■ **Written task**: Restate all of the data exactly.

(Structured figure records)
========================

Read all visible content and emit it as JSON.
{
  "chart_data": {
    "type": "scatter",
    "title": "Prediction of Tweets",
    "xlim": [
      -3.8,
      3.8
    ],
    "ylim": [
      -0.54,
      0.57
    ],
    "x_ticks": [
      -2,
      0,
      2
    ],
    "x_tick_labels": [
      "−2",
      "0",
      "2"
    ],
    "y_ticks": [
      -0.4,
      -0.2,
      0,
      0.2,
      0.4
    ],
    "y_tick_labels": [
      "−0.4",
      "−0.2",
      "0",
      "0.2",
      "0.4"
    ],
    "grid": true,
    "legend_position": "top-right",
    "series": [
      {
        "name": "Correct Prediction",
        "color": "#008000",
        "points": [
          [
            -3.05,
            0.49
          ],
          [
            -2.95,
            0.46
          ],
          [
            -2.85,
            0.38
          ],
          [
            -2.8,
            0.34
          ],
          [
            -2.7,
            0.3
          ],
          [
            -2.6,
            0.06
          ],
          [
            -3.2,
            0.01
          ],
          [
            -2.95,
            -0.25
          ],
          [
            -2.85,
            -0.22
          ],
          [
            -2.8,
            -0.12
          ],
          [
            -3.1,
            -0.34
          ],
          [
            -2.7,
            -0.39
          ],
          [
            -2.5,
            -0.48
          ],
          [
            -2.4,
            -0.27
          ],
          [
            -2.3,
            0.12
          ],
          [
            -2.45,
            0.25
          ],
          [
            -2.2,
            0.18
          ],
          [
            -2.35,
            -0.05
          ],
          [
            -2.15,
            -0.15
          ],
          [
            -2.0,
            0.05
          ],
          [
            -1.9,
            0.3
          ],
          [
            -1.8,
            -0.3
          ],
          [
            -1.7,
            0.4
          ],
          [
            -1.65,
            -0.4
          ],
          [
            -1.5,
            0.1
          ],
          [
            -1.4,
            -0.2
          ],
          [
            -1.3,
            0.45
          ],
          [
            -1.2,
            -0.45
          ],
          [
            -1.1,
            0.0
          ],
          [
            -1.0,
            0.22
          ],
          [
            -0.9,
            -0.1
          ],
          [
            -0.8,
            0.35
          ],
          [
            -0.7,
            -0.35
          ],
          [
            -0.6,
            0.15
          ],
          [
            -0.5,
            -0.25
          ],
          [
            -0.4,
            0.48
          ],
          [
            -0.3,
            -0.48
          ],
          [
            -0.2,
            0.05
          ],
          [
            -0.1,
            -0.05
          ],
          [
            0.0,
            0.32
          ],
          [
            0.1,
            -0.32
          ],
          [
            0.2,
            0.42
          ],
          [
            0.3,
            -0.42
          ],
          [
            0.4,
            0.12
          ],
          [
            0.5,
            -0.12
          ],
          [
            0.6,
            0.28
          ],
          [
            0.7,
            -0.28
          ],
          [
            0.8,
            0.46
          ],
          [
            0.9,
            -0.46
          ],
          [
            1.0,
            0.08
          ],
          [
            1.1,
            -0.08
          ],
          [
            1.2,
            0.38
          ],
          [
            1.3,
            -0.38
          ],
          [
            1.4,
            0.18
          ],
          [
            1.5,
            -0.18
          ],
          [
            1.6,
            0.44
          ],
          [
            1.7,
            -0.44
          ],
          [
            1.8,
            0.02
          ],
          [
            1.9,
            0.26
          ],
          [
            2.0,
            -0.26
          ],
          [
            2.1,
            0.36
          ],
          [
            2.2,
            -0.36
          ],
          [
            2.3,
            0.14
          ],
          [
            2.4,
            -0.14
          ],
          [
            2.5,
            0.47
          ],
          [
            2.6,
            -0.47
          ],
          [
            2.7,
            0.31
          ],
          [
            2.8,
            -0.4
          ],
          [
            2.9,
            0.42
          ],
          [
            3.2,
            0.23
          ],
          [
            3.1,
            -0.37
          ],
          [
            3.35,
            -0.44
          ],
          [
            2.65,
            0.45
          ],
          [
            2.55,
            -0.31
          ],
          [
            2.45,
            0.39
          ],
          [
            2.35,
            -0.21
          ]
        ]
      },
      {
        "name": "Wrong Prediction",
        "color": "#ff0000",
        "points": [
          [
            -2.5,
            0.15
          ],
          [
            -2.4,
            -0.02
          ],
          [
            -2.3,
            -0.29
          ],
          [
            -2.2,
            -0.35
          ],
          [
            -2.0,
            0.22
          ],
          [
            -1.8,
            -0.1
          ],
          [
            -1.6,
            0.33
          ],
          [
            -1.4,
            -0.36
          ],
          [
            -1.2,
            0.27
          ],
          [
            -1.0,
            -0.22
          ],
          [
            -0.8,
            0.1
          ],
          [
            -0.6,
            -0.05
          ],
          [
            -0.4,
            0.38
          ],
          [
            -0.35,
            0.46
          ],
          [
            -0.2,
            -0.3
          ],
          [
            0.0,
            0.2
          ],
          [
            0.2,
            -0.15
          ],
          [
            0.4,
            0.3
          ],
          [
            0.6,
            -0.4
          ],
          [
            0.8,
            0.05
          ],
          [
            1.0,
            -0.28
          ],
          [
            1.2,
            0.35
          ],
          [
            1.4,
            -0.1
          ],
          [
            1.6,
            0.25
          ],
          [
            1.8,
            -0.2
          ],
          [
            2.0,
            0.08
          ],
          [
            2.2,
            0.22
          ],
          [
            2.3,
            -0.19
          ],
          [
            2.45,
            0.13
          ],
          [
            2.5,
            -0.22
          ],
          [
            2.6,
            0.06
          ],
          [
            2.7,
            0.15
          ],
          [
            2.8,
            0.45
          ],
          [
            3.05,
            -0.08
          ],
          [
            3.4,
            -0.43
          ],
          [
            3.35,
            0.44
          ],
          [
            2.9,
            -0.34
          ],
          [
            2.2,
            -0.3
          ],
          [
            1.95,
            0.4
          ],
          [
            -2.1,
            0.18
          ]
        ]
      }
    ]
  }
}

========================

■ **Complete output**:
Read all visible content and emit it as JSON.
{
  "chart_data": {
    "type": "scatter",
    "title": "Prediction of Tweets",
    "xlim": [
      -3.8,
      3.8
    ],
    "ylim": [
      -0.54,
      0.57
    ],
    "x_ticks": [
      -2,
      0,
      2
    ],
    "x_tick_labels": [
      "−2",
      "0",
      "2"
    ],
    "y_ticks": [
      -0.4,
      -0.2,
      0,
      0.2,
      0.4
    ],
    "y_tick_labels": [
      "−0.4",
      "−0.2",
      "0",
      "0.2",
      "0.4"
    ],
    "grid": true,
    "legend_position": "top-right",
    "series": [
      {
        "name": "Correct Prediction",
        "color": "#008000",
        "points": [
          [
            -3.05,
            0.49
          ],
          [
            -2.95,
            0.46
          ],
          [
            -2.85,
            0.38
          ],
          [
            -2.8,
            0.34
          ],
          [
            -2.7,
            0.3
          ],
          [
            -2.6,
            0.06
          ],
          [
            -3.2,
            0.01
          ],
          [
            -2.95,
            -0.25
          ],
          [
            -2.85,
            -0.22
          ],
          [
            -2.8,
            -0.12
          ],
          [
            -3.1,
            -0.34
          ],
          [
            -2.7,
            -0.39
          ],
          [
            -2.5,
            -0.48
          ],
          [
            -2.4,
            -0.27
          ],
          [
            -2.3,
            0.12
          ],
          [
            -2.45,
            0.25
          ],
          [
            -2.2,
            0.18
          ],
          [
            -2.35,
            -0.05
          ],
          [
            -2.15,
            -0.15
          ],
          [
            -2.0,
            0.05
          ],
          [
            -1.9,
            0.3
          ],
          [
            -1.8,
            -0.3
          ],
          [
            -1.7,
            0.4
          ],
          [
            -1.65,
            -0.4
          ],
          [
            -1.5,
            0.1
          ],
          [
            -1.4,
            -0.2
          ],
          [
            -1.3,
            0.45
          ],
          [
            -1.2,
            -0.45
          ],
          [
            -1.1,
            0.0
          ],
          [
            -1.0,
            0.22
          ],
          [
            -0.9,
            -0.1
          ],
          [
            -0.8,
            0.35
          ],
          [
            -0.7,
            -0.35
          ],
          [
            -0.6,
            0.15
          ],
          [
            -0.5,
            -0.25
          ],
          [
            -0.4,
            0.48
          ],
          [
            -0.3,
            -0.48
          ],
          [
            -0.2,
            0.05
          ],
          [
            -0.1,
            -0.05
          ],
          [
            0.0,
            0.32
          ],
          [
            0.1,
            -0.32
          ],
          [
            0.2,
            0.42
          ],
          [
            0.3,
            -0.42
          ],
          [
            0.4,
            0.12
          ],
          [
            0.5,
            -0.12
          ],
          [
            0.6,
            0.28
          ],
          [
            0.7,
            -0.28
          ],
          [
            0.8,
            0.46
          ],
          [
            0.9,
            -0.46
          ],
          [
            1.0,
            0.08
          ],
          [
            1.1,
            -0.08
          ],
          [
            1.2,
            0.38
          ],
          [
            1.3,
            -0.38
          ],
          [
            1.4,
            0.18
          ],
          [
            1.5,
            -0.18
          ],
          [
            1.6,
            0.44
          ],
          [
            1.7,
            -0.44
          ],
          [
            1.8,
            0.02
          ],
          [
            1.9,
            0.26
          ],
          [
            2.0,
            -0.26
          ],
          [
            2.1,
            0.36
          ],
          [
            2.2,
            -0.36
          ],
          [
            2.3,
            0.14
          ],
          [
            2.4,
            -0.14
          ],
          [
            2.5,
            0.47
          ],
          [
            2.6,
            -0.47
          ],
          [
            2.7,
            0.31
          ],
          [
            2.8,
            -0.4
          ],
          [
            2.9,
            0.42
          ],
          [
            3.2,
            0.23
          ],
          [
            3.1,
            -0.37
          ],
          [
            3.35,
            -0.44
          ],
          [
            2.65,
            0.45
          ],
          [
            2.55,
            -0.31
          ],
          [
            2.45,
            0.39
          ],
          [
            2.35,
            -0.21
          ]
        ]
      },
      {
        "name": "Wrong Prediction",
        "color": "#ff0000",
        "points": [
          [
            -2.5,
            0.15
          ],
          [
            -2.4,
            -0.02
          ],
          [
            -2.3,
            -0.29
          ],
          [
            -2.2,
            -0.35
          ],
          [
            -2.0,
            0.22
          ],
          [
            -1.8,
            -0.1
          ],
          [
            -1.6,
            0.33
          ],
          [
            -1.4,
            -0.36
          ],
          [
            -1.2,
            0.27
          ],
          [
            -1.0,
            -0.22
          ],
          [
            -0.8,
            0.1
          ],
          [
            -0.6,
            -0.05
          ],
          [
            -0.4,
            0.38
          ],
          [
            -0.35,
            0.46
          ],
          [
            -0.2,
            -0.3
          ],
          [
            0.0,
            0.2
          ],
          [
            0.2,
            -0.15
          ],
          [
            0.4,
            0.3
          ],
          [
            0.6,
            -0.4
          ],
          [
            0.8,
            0.05
          ],
          [
            1.0,
            -0.28
          ],
          [
            1.2,
            0.35
          ],
          [
            1.4,
            -0.1
          ],
          [
            1.6,
            0.25
          ],
          [
            1.8,
            -0.2
          ],
          [
            2.0,
            0.08
          ],
          [
            2.2,
            0.22
          ],
          [
            2.3,
            -0.19
          ],
          [
            2.45,
            0.13
          ],
          [
            2.5,
            -0.22
          ],
          [
            2.6,
            0.06
          ],
          [
            2.7,
            0.15
          ],
          [
            2.8,
            0.45
          ],
          [
            3.05,
            -0.08
          ],
          [
            3.4,
            -0.43
          ],
          [
            3.35,
            0.44
          ],
          [
            2.9,
            -0.34
          ],
          [
            2.2,
            -0.3
          ],
          [
            1.95,
            0.4
          ],
          [
            -2.1,
            0.18
          ]
        ]
      }
    ]
  }
}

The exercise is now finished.